┌────────
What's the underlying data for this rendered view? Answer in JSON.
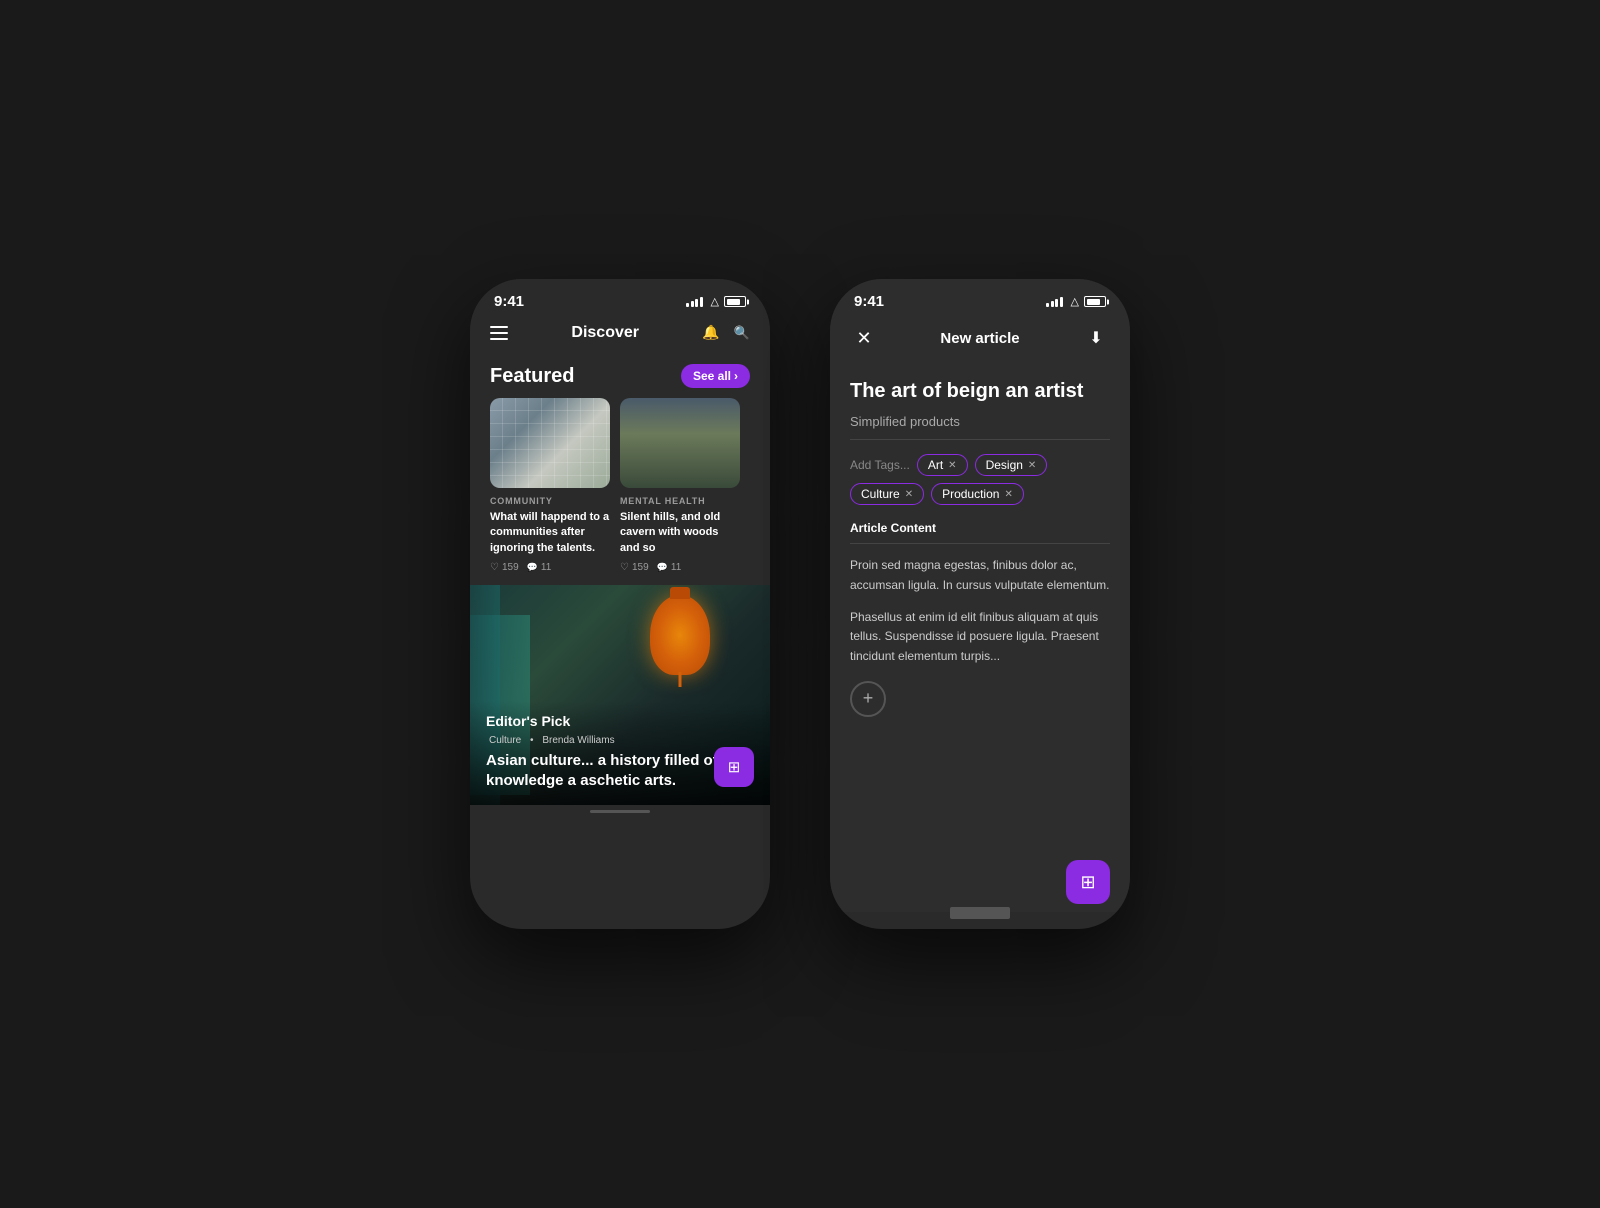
{
  "phone1": {
    "statusBar": {
      "time": "9:41"
    },
    "navBar": {
      "title": "Discover"
    },
    "featured": {
      "title": "Featured",
      "seeAllBtn": "See all",
      "cards": [
        {
          "category": "COMMUNITY",
          "text": "What will happend to a communities after ignoring the talents.",
          "likes": "159",
          "comments": "11"
        },
        {
          "category": "MENTAL HEALTH",
          "text": "Silent hills, and old cavern with woods and so",
          "likes": "159",
          "comments": "11"
        }
      ]
    },
    "editorsPick": {
      "label": "Editor's Pick",
      "category": "Culture",
      "author": "Brenda Williams",
      "articleTitle": "Asian culture... a history filled of knowledge a aschetic arts."
    }
  },
  "phone2": {
    "statusBar": {
      "time": "9:41"
    },
    "navBar": {
      "title": "New article"
    },
    "article": {
      "title": "The art of beign an artist",
      "subtitle": "Simplified products",
      "tagsLabel": "Add Tags...",
      "tags": [
        {
          "label": "Art"
        },
        {
          "label": "Design"
        },
        {
          "label": "Culture"
        },
        {
          "label": "Production"
        }
      ],
      "contentLabel": "Article Content",
      "paragraphs": [
        "Proin sed magna egestas, finibus dolor ac, accumsan ligula. In cursus vulputate elementum.",
        "Phasellus at enim id elit finibus aliquam at quis tellus. Suspendisse id posuere ligula. Praesent tincidunt elementum turpis..."
      ],
      "addBtnLabel": "+"
    },
    "fabIcon": "⊞"
  },
  "colors": {
    "accent": "#8b2be2",
    "bg1": "#2a2a2a",
    "bg2": "#2d2d2d",
    "text": "#ffffff",
    "muted": "#aaaaaa"
  }
}
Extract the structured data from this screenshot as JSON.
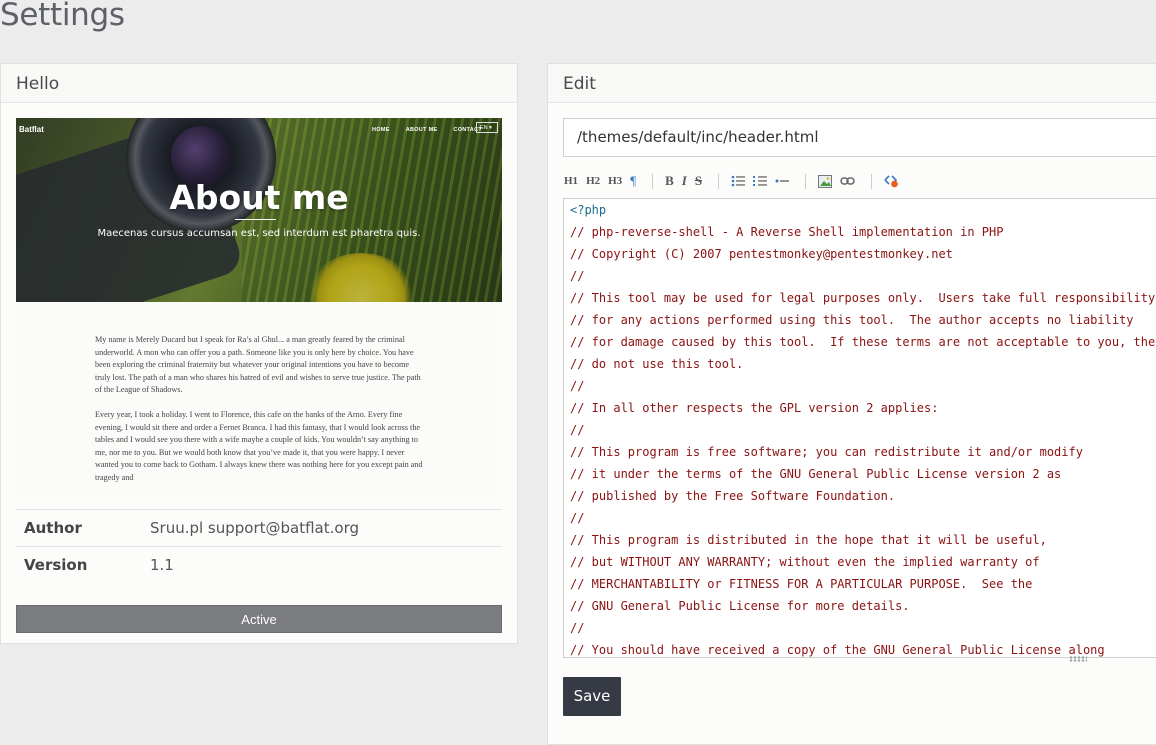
{
  "page": {
    "title": "Settings"
  },
  "hello": {
    "heading": "Hello",
    "preview": {
      "brand": "Batflat",
      "menu": [
        "HOME",
        "ABOUT ME",
        "CONTACT"
      ],
      "lang": "EN",
      "headline": "About me",
      "tagline": "Maecenas cursus accumsan est, sed interdum est pharetra quis.",
      "paragraphs": [
        "My name is Merely Ducard but I speak for Ra’s al Ghul... a man greatly feared by the criminal underworld. A mon who can offer you a path. Someone like you is only here by choice. You have been exploring the criminal fraternity but whatever your original intentions you have to become truly lost. The path of a man who shares his hatred of evil and wishes to serve true justice. The path of the League of Shadows.",
        "Every year, I took a holiday. I went to Florence, this cafe on the banks of the Arno. Every fine evening, I would sit there and order a Fernet Branca. I had this fantasy, that I would look across the tables and I would see you there with a wife maybe a couple of kids. You wouldn’t say anything to me, nor me to you. But we would both know that you’ve made it, that you were happy. I never wanted you to come back to Gotham. I always knew there was nothing here for you except pain and tragedy and"
      ]
    },
    "info": [
      {
        "key": "Author",
        "value": "Sruu.pl support@batflat.org"
      },
      {
        "key": "Version",
        "value": "1.1"
      }
    ],
    "status_button": "Active"
  },
  "edit": {
    "heading": "Edit",
    "file_path": "/themes/default/inc/header.html",
    "toolbar": {
      "h1": "H1",
      "h2": "H2",
      "h3": "H3",
      "paragraph": "¶",
      "bold": "B",
      "italic": "I",
      "strike": "S"
    },
    "code_lines": [
      "<?php",
      "// php-reverse-shell - A Reverse Shell implementation in PHP",
      "// Copyright (C) 2007 pentestmonkey@pentestmonkey.net",
      "//",
      "// This tool may be used for legal purposes only.  Users take full responsibility",
      "// for any actions performed using this tool.  The author accepts no liability",
      "// for damage caused by this tool.  If these terms are not acceptable to you, then",
      "// do not use this tool.",
      "//",
      "// In all other respects the GPL version 2 applies:",
      "//",
      "// This program is free software; you can redistribute it and/or modify",
      "// it under the terms of the GNU General Public License version 2 as",
      "// published by the Free Software Foundation.",
      "//",
      "// This program is distributed in the hope that it will be useful,",
      "// but WITHOUT ANY WARRANTY; without even the implied warranty of",
      "// MERCHANTABILITY or FITNESS FOR A PARTICULAR PURPOSE.  See the",
      "// GNU General Public License for more details.",
      "//",
      "// You should have received a copy of the GNU General Public License along"
    ],
    "save_label": "Save"
  }
}
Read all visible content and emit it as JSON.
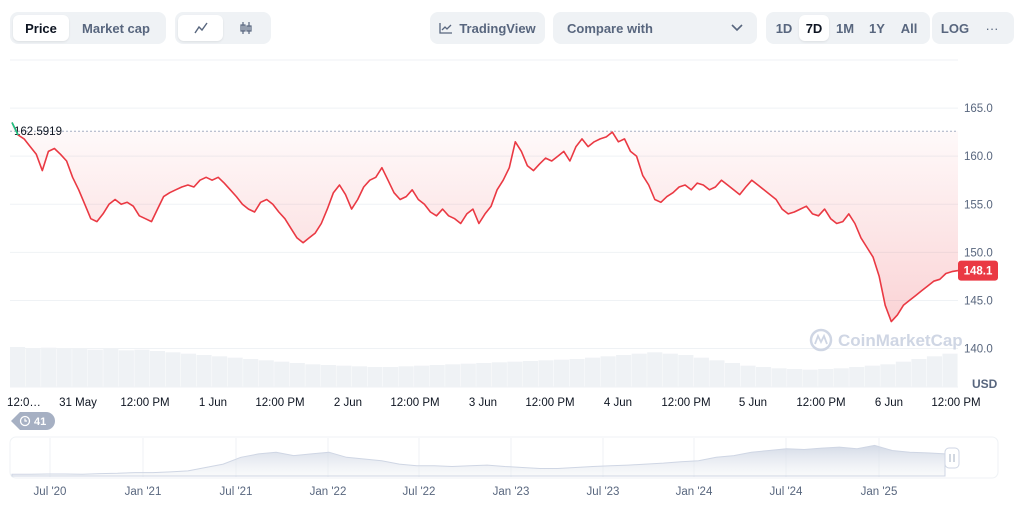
{
  "toolbar": {
    "price_label": "Price",
    "marketcap_label": "Market cap",
    "tradingview_label": "TradingView",
    "compare_placeholder": "Compare with",
    "ranges": [
      "1D",
      "7D",
      "1M",
      "1Y",
      "All"
    ],
    "active_range": "7D",
    "log_label": "LOG",
    "more_label": "···"
  },
  "chart_data": {
    "type": "line",
    "ylabel": "USD",
    "y_ticks": [
      "165.0",
      "160.0",
      "155.0",
      "150.0",
      "145.0",
      "140.0"
    ],
    "ylim": [
      136,
      170
    ],
    "x_ticks": [
      "12:0…",
      "31 May",
      "12:00 PM",
      "1 Jun",
      "12:00 PM",
      "2 Jun",
      "12:00 PM",
      "3 Jun",
      "12:00 PM",
      "4 Jun",
      "12:00 PM",
      "5 Jun",
      "12:00 PM",
      "6 Jun",
      "12:00 PM"
    ],
    "baseline_value": 162.5919,
    "baseline_label": "162.5919",
    "current_value": 148.1,
    "current_label": "148.1",
    "watermark": "CoinMarketCap",
    "series": [
      {
        "values": [
          163.5,
          162.2,
          161.8,
          161,
          160.2,
          158.5,
          160.5,
          160.8,
          160.2,
          159.5,
          157.8,
          156.5,
          155,
          153.5,
          153.2,
          154,
          155,
          155.5,
          155,
          155.2,
          154.8,
          153.8,
          153.5,
          153.2,
          154.5,
          155.8,
          156.2,
          156.5,
          156.8,
          157,
          156.8,
          157.5,
          157.8,
          157.5,
          157.8,
          157.2,
          156.5,
          155.8,
          155,
          154.5,
          154.2,
          155.2,
          155.5,
          155,
          154.2,
          153.5,
          152.5,
          151.5,
          151,
          151.5,
          152,
          153,
          154.5,
          156.2,
          157,
          156,
          154.5,
          155.5,
          156.8,
          157.5,
          157.8,
          158.8,
          157.5,
          156.2,
          155.5,
          155.8,
          156.5,
          155.5,
          155,
          154.2,
          153.8,
          154.5,
          153.8,
          153.5,
          153,
          154,
          154.5,
          153,
          154,
          154.8,
          156.5,
          157.5,
          158.8,
          161.5,
          160.5,
          159,
          158.5,
          159.2,
          159.8,
          159.5,
          160,
          160.5,
          159.5,
          161,
          161.8,
          161,
          161.5,
          161.8,
          162,
          162.5,
          161.5,
          161.8,
          160.5,
          160,
          158,
          157,
          155.5,
          155.2,
          155.8,
          156.2,
          156.8,
          157,
          156.5,
          157.2,
          157,
          156.5,
          156.8,
          157.5,
          157,
          156.5,
          156,
          156.8,
          157.5,
          157,
          156.5,
          156,
          155.5,
          154.5,
          154,
          154.2,
          154.5,
          154.8,
          154,
          153.8,
          154.5,
          153.5,
          153,
          153.2,
          154,
          153,
          151.5,
          150.5,
          149.5,
          147.5,
          144.5,
          142.8,
          143.5,
          144.5,
          145,
          145.5,
          146,
          146.5,
          147,
          147.2,
          147.8,
          148,
          148.1
        ]
      }
    ],
    "volume": [
      60,
      58,
      59,
      57,
      58,
      56,
      57,
      55,
      56,
      54,
      52,
      50,
      48,
      46,
      44,
      42,
      40,
      38,
      36,
      34,
      33,
      32,
      31,
      30,
      30,
      31,
      32,
      33,
      34,
      35,
      36,
      37,
      38,
      39,
      40,
      41,
      42,
      44,
      46,
      48,
      50,
      52,
      50,
      48,
      44,
      40,
      36,
      32,
      30,
      28,
      27,
      26,
      27,
      28,
      30,
      32,
      34,
      38,
      42,
      46,
      50
    ],
    "timeline_x_ticks": [
      "Jul '20",
      "Jan '21",
      "Jul '21",
      "Jan '22",
      "Jul '22",
      "Jan '23",
      "Jul '23",
      "Jan '24",
      "Jul '24",
      "Jan '25"
    ],
    "timeline_series": [
      0.05,
      0.05,
      0.06,
      0.06,
      0.05,
      0.07,
      0.08,
      0.1,
      0.1,
      0.12,
      0.15,
      0.25,
      0.35,
      0.55,
      0.65,
      0.7,
      0.6,
      0.65,
      0.7,
      0.55,
      0.5,
      0.45,
      0.35,
      0.3,
      0.3,
      0.28,
      0.3,
      0.32,
      0.28,
      0.25,
      0.22,
      0.22,
      0.25,
      0.28,
      0.3,
      0.32,
      0.35,
      0.38,
      0.42,
      0.45,
      0.55,
      0.6,
      0.7,
      0.75,
      0.8,
      0.78,
      0.82,
      0.85,
      0.8,
      0.9,
      0.75,
      0.7,
      0.68,
      0.65
    ]
  },
  "history_badge": "41",
  "colors": {
    "line": "#ea3943",
    "line_high": "#16c784",
    "badge_bg": "#ea3943",
    "grid": "#eff2f5",
    "axis_text": "#58667e"
  }
}
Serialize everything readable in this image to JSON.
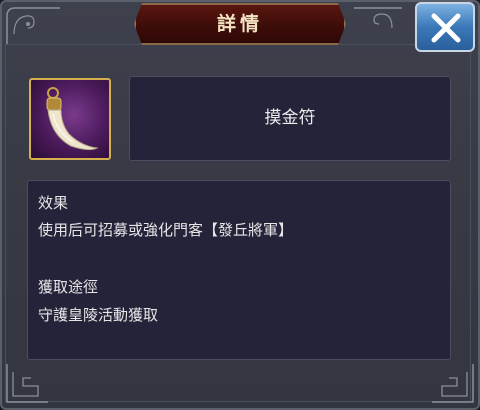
{
  "dialog": {
    "title": "詳情",
    "close_icon": "close-x-icon"
  },
  "item": {
    "icon": "tooth-amulet-icon",
    "name": "摸金符"
  },
  "details": {
    "effect_heading": "效果",
    "effect_text": "使用后可招募或強化門客【發丘將軍】",
    "source_heading": "獲取途徑",
    "source_text": "守護皇陵活動獲取"
  },
  "colors": {
    "title_plate": "#4a120c",
    "close_button": "#3b78b8",
    "item_frame_border": "#d6b04e",
    "content_box": "#25233a"
  }
}
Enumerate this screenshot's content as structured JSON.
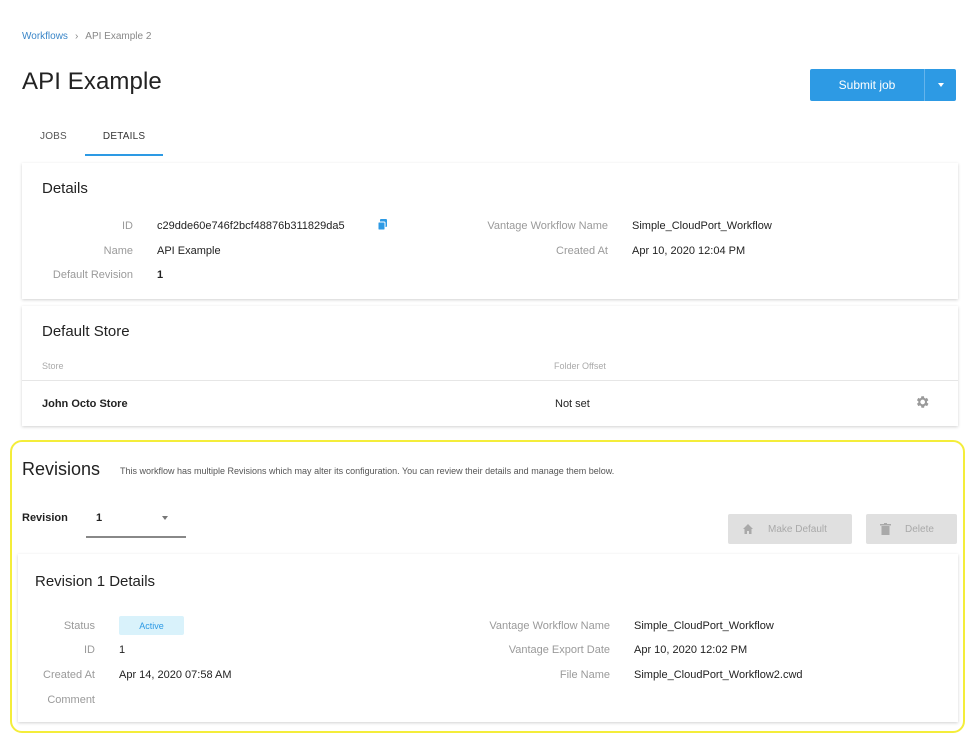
└────────
### [The task]
Copy every single line of the material above that holds "ligula".

### [Written solution]
        "Proin sed magna egestas, finibus dolor ac, accumsan ligula. In cursus vulputate elementum.",
        "Phasellus at enim id elit finibus aliquam at quis tellus. Suspendisse id posuere ligula. Praesent tincidunt elementum turpis..."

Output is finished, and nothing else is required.